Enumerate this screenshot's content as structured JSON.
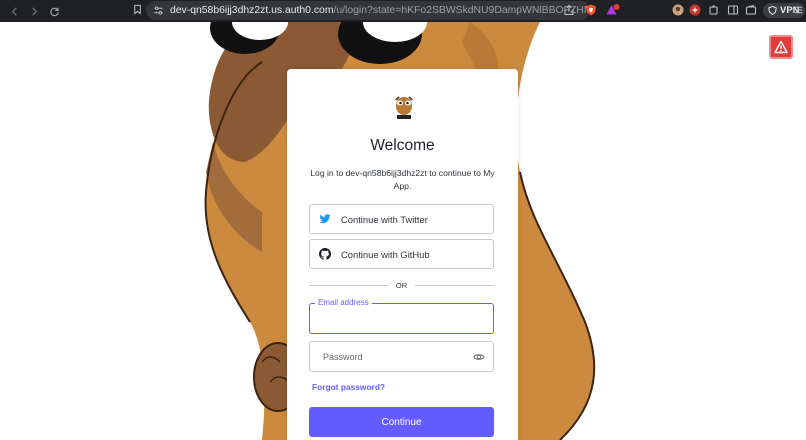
{
  "browser": {
    "url_host": "dev-qn58b6ijj3dhz2zt.us.auth0.com",
    "url_rest": "/u/login?state=hKFo2SBWSkdNU9DampWNlBBOFZHNzVOSzVoc2s4...",
    "vpn_label": "VPN"
  },
  "login": {
    "title": "Welcome",
    "description": "Log in to dev-qn58b6ijj3dhz2zt to continue to My App.",
    "twitter_label": "Continue with Twitter",
    "github_label": "Continue with GitHub",
    "or_label": "OR",
    "email_label": "Email address",
    "password_placeholder": "Password",
    "forgot_label": "Forgot password?",
    "continue_label": "Continue"
  },
  "colors": {
    "accent": "#635dff",
    "warning": "#e03c3c",
    "twitter": "#1d9bf0"
  },
  "icons": [
    "back-icon",
    "forward-icon",
    "reload-icon",
    "bookmark-icon",
    "site-settings-icon",
    "share-icon",
    "brave-shield-icon",
    "brave-rewards-icon",
    "eye-icon",
    "github-icon",
    "twitter-icon",
    "warning-icon"
  ]
}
────────
Task details —
The data above needs to be retyped exactly, with the images left out.

Answer —
Enumerate this screenshot's content as structured JSON.
{
  "browser": {
    "url_host": "dev-qn58b6ijj3dhz2zt.us.auth0.com",
    "url_rest": "/u/login?state=hKFo2SBWSkdNU9DampWNlBBOFZHNzVOSzVoc2s4...",
    "vpn_label": "VPN"
  },
  "login": {
    "title": "Welcome",
    "description": "Log in to dev-qn58b6ijj3dhz2zt to continue to My App.",
    "twitter_label": "Continue with Twitter",
    "github_label": "Continue with GitHub",
    "or_label": "OR",
    "email_label": "Email address",
    "password_placeholder": "Password",
    "forgot_label": "Forgot password?",
    "continue_label": "Continue"
  },
  "colors": {
    "accent": "#635dff",
    "warning": "#e03c3c",
    "twitter": "#1d9bf0"
  },
  "icons": [
    "back-icon",
    "forward-icon",
    "reload-icon",
    "bookmark-icon",
    "site-settings-icon",
    "share-icon",
    "brave-shield-icon",
    "brave-rewards-icon",
    "eye-icon",
    "github-icon",
    "twitter-icon",
    "warning-icon"
  ]
}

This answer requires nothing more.